## BEGIN PROVIDED DATA

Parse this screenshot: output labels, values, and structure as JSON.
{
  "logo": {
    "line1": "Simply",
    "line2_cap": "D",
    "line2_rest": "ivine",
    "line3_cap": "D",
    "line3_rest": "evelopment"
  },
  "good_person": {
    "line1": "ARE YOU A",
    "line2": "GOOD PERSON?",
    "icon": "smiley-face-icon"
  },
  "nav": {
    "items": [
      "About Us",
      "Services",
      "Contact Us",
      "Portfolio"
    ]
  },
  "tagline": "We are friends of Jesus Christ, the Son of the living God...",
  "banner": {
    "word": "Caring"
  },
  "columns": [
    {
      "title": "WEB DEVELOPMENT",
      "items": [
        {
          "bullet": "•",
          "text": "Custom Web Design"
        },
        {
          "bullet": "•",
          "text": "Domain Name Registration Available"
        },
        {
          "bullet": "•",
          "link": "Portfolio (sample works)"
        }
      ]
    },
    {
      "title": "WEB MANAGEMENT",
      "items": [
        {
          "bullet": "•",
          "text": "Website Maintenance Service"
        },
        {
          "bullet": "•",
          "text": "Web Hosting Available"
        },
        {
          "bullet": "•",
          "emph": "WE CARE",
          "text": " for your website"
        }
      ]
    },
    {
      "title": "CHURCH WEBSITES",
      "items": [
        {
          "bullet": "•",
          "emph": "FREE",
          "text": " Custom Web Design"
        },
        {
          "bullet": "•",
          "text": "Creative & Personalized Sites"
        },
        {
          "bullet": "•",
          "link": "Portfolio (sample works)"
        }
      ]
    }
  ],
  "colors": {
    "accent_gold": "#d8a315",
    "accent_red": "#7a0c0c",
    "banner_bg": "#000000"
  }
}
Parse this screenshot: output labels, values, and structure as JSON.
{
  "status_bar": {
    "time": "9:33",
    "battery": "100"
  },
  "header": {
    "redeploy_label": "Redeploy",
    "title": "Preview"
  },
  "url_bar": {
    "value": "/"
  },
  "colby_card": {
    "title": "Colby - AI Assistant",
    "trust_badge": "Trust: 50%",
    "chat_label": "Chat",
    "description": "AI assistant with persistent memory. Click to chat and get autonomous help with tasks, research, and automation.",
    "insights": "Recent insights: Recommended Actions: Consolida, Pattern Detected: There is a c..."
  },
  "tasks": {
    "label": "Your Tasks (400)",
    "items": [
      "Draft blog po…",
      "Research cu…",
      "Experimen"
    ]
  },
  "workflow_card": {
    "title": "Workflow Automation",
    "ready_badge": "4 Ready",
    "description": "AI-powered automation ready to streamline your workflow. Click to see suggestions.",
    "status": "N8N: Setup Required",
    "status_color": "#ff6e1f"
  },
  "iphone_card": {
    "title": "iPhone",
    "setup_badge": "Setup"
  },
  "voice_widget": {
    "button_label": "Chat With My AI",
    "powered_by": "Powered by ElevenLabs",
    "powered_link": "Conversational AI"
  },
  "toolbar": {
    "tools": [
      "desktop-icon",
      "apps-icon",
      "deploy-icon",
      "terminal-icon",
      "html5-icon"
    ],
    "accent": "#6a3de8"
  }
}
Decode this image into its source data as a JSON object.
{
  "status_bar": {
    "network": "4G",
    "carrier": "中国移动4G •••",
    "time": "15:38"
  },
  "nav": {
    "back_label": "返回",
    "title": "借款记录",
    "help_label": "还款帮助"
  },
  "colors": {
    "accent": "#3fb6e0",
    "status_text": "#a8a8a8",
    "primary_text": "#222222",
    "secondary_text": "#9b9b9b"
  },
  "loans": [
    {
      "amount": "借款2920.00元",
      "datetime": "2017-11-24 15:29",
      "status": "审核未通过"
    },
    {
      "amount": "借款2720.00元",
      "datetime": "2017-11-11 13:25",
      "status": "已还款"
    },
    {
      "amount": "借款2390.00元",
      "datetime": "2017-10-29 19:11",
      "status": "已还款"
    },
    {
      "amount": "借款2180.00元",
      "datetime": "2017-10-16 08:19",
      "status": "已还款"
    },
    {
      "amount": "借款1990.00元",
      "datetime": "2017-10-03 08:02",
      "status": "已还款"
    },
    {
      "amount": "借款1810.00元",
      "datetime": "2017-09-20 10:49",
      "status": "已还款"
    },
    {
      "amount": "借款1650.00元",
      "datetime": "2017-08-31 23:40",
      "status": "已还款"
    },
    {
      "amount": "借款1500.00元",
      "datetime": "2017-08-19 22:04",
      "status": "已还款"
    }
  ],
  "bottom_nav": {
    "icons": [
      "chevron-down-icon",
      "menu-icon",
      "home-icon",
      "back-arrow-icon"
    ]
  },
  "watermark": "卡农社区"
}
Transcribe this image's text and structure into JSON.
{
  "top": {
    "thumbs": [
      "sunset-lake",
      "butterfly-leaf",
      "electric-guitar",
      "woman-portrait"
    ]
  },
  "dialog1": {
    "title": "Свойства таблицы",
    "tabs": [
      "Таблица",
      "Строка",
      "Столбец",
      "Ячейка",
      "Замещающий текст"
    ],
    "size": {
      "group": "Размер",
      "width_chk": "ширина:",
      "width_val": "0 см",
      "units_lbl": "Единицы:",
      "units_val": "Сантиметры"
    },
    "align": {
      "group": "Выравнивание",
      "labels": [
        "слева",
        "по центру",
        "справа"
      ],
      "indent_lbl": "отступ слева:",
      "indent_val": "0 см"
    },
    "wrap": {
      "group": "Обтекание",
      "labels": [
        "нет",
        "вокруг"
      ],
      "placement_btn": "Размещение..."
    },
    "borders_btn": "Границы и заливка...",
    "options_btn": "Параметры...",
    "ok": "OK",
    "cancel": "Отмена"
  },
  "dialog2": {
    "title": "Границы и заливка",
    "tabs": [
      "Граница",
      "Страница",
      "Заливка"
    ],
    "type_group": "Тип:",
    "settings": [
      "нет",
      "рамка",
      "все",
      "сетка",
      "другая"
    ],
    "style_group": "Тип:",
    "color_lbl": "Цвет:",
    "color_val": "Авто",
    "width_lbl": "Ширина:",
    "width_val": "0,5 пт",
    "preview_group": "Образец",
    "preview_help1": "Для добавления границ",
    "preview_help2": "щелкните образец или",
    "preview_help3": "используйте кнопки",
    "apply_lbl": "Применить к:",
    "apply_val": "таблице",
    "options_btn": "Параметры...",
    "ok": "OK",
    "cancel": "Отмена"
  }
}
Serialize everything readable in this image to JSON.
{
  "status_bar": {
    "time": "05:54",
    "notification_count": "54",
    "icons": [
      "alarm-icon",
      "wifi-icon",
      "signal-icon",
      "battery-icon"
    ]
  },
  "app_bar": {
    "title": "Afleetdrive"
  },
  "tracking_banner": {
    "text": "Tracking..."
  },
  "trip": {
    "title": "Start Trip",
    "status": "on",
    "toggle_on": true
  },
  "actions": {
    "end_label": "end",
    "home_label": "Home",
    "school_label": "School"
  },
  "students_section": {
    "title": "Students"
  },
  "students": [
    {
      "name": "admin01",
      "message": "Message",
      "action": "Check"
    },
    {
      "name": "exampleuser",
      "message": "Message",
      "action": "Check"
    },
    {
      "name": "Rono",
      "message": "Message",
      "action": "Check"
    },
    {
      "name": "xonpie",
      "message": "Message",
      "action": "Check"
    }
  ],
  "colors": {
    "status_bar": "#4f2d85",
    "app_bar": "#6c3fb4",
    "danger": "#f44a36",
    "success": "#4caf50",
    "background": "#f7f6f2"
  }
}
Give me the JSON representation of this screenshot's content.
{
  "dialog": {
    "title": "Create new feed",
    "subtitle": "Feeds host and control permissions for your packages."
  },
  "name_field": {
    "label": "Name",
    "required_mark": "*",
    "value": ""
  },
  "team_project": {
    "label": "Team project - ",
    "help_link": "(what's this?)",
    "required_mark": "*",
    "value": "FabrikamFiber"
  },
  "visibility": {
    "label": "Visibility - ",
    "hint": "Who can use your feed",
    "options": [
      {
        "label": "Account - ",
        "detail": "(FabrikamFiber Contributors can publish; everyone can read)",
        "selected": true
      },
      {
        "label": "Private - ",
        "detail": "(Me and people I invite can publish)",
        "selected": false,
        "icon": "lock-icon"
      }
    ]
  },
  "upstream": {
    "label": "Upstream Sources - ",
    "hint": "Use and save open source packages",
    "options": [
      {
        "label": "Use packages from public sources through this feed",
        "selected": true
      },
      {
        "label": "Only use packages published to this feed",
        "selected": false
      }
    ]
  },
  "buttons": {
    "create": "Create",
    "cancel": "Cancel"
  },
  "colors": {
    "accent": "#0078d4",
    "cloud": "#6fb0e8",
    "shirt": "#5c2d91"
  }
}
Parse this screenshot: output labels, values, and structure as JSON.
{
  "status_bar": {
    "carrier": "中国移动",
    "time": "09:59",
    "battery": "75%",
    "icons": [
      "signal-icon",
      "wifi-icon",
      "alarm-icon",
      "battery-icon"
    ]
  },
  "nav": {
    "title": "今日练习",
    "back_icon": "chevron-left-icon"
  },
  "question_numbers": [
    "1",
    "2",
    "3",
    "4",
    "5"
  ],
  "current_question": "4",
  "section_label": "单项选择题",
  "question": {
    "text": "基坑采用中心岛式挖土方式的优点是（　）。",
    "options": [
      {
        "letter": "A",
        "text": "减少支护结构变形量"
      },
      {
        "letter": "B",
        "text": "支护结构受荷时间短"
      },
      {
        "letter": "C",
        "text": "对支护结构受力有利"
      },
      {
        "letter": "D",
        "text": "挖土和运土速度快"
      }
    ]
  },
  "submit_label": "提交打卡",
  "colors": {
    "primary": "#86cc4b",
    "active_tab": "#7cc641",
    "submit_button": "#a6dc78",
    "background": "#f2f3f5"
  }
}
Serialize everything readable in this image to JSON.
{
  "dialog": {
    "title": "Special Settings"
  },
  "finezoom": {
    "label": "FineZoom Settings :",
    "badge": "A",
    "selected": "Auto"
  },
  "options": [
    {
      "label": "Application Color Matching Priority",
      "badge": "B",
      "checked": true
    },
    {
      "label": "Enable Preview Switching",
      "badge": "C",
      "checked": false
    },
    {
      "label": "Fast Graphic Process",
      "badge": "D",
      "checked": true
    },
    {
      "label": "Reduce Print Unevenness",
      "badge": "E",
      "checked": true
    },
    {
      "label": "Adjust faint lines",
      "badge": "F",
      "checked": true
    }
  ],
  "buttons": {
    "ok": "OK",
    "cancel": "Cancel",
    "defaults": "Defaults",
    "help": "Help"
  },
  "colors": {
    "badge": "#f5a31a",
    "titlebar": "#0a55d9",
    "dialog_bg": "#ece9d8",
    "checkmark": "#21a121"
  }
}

## END PROVIDED DATA

== DIRECTIONS FOR THIS TASK ==
Find the lines containing "amount" and list every one of them.

== THE RESULT ==
      "amount": "借款2920.00元",
      "amount": "借款2720.00元",
      "amount": "借款2390.00元",
      "amount": "借款2180.00元",
      "amount": "借款1990.00元",
      "amount": "借款1810.00元",
      "amount": "借款1650.00元",
      "amount": "借款1500.00元",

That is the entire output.